== Exercise objective ==
Copy every line of the records below where the word "marker" occurs.

== Data in this exercise ==
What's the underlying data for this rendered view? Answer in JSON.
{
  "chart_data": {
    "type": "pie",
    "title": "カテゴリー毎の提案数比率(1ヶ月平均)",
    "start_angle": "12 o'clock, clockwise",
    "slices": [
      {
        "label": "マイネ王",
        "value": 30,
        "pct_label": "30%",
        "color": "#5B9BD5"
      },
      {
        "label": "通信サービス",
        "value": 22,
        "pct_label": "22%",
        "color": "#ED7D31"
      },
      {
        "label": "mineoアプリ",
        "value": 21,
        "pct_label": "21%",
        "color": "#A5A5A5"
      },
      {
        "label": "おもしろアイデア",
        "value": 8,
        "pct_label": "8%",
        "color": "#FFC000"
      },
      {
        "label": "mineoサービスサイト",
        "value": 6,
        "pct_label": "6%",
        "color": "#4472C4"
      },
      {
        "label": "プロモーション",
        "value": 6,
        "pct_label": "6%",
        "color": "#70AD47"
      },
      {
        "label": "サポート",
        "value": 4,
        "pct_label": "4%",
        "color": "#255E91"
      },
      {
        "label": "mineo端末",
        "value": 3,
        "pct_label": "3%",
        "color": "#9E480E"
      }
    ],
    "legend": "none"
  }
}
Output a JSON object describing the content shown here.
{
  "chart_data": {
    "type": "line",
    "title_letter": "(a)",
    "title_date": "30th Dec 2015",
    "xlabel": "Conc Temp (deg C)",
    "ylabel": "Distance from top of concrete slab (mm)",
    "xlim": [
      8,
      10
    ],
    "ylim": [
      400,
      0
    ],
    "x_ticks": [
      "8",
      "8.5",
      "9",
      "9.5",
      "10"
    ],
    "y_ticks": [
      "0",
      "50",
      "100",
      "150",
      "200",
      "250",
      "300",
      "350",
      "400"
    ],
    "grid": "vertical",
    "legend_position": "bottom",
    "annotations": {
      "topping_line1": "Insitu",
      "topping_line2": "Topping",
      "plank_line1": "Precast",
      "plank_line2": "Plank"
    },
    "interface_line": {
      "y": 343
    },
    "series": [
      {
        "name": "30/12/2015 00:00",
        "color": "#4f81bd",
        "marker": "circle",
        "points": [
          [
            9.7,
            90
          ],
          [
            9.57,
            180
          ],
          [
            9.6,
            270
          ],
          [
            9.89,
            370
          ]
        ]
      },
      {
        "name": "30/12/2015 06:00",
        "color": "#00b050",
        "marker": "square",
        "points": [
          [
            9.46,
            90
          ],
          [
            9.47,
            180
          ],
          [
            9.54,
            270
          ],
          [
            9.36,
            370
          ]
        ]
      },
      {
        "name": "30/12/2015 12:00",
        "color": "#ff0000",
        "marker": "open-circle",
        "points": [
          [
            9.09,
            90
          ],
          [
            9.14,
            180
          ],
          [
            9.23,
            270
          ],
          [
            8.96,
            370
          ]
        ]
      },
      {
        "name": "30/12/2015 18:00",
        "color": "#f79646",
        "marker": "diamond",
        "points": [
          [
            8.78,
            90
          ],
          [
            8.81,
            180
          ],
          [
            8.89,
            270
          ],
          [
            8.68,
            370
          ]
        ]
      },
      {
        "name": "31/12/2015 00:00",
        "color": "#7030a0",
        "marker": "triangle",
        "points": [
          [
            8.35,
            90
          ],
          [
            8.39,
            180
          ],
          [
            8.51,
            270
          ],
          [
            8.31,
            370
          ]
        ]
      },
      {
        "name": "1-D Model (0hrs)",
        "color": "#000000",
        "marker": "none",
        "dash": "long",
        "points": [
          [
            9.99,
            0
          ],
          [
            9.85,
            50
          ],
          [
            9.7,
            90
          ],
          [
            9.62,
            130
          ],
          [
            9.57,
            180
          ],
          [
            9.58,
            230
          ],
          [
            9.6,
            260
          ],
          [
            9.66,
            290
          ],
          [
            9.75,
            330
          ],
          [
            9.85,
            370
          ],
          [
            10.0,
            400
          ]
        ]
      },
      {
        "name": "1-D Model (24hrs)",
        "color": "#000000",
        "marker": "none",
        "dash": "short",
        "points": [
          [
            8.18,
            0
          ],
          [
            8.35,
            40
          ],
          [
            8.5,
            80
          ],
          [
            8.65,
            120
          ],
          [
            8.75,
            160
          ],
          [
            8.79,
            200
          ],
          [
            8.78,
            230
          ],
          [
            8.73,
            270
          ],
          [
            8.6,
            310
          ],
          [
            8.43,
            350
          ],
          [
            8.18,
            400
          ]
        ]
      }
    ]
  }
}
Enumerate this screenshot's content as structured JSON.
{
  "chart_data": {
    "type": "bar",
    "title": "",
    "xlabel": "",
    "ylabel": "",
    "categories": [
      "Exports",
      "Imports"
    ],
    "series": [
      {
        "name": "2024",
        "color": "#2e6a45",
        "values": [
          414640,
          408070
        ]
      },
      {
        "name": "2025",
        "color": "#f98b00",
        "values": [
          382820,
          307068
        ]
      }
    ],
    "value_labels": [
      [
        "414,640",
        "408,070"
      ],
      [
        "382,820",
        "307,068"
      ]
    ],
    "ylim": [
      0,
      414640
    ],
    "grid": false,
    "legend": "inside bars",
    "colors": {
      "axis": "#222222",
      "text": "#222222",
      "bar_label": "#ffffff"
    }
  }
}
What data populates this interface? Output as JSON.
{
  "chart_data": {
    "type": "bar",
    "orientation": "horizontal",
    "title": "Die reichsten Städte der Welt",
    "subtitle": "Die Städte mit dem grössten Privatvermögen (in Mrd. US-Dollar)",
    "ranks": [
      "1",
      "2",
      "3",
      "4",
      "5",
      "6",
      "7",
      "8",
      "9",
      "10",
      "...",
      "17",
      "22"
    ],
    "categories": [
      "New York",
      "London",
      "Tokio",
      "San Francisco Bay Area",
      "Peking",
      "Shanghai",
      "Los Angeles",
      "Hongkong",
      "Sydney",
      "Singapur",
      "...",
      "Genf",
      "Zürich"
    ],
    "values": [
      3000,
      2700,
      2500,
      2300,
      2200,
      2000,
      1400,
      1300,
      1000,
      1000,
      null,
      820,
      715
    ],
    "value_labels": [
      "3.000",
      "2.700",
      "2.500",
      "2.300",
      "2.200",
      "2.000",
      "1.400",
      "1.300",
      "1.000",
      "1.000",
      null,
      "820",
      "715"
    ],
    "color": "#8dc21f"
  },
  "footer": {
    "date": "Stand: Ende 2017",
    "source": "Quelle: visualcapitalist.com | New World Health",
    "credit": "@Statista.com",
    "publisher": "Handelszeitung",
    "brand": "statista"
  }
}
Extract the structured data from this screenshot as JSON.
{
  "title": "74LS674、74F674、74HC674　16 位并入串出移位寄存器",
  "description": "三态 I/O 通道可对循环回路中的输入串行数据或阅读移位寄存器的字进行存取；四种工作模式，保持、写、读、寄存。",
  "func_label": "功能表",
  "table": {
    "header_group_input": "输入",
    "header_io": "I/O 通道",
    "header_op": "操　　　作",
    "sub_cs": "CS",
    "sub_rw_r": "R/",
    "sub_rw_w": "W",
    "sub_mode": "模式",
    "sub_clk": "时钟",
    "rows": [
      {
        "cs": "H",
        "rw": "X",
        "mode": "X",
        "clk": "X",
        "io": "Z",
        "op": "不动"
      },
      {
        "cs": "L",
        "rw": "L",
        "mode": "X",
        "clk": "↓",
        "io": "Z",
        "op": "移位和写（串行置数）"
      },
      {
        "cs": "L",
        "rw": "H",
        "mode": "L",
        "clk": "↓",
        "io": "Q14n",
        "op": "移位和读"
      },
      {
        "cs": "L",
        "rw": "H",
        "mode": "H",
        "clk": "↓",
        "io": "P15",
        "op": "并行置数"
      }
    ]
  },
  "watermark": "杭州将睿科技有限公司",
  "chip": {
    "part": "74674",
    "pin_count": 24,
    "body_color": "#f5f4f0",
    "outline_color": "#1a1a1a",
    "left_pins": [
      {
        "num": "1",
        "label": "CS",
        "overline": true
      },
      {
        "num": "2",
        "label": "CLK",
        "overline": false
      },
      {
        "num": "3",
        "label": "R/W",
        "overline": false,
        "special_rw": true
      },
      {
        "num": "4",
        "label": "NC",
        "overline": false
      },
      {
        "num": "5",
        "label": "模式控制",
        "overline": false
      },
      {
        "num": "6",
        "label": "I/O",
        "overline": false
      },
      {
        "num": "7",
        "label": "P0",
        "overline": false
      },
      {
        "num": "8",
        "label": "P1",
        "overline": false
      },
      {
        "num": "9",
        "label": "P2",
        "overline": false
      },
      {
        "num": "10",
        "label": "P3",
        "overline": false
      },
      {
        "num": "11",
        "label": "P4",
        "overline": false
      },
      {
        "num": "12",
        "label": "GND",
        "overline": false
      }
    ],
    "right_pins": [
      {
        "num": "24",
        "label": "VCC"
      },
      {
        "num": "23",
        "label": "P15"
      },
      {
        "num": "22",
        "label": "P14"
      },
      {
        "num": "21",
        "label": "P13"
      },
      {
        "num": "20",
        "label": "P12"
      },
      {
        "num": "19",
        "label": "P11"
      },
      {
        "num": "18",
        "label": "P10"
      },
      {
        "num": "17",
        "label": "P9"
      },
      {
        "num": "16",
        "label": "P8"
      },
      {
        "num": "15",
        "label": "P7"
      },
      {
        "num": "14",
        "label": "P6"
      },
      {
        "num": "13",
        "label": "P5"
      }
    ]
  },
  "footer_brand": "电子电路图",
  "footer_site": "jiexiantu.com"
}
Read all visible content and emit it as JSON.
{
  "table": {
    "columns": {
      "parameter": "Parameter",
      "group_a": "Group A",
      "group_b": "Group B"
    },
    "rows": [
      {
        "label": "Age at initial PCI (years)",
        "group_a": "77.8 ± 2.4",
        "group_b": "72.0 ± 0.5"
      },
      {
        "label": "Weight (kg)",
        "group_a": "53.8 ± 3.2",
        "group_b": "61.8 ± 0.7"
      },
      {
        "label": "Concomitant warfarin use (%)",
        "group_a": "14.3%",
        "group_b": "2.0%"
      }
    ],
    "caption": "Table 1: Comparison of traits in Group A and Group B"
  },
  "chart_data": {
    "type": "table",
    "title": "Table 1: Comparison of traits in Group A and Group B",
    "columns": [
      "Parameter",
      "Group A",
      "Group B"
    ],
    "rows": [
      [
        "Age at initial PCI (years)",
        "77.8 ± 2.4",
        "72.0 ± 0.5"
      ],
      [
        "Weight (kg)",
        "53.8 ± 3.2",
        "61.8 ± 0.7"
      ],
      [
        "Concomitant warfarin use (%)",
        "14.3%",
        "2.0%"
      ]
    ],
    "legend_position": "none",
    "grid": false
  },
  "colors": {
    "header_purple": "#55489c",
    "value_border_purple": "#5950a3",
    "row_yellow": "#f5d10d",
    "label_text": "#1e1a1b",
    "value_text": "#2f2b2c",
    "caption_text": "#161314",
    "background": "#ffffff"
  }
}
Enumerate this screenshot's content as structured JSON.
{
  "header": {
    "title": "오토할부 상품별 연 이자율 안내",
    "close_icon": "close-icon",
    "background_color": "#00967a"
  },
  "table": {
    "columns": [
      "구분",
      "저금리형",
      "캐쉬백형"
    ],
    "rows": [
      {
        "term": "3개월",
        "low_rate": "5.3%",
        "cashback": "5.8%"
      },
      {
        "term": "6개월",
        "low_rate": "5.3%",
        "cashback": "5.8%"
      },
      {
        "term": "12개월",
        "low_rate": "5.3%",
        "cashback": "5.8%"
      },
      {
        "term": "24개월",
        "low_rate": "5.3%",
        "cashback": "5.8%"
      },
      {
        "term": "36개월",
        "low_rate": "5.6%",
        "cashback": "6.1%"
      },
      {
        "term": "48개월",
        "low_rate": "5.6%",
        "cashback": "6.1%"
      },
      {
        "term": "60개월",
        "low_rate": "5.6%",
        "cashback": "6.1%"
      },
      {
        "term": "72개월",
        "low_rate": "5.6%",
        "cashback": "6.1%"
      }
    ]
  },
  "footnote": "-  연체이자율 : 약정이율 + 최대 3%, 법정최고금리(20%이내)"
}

== Correct result ==
        "marker": "circle",
        "marker": "square",
        "marker": "open-circle",
        "marker": "diamond",
        "marker": "triangle",
        "marker": "none",
        "marker": "none",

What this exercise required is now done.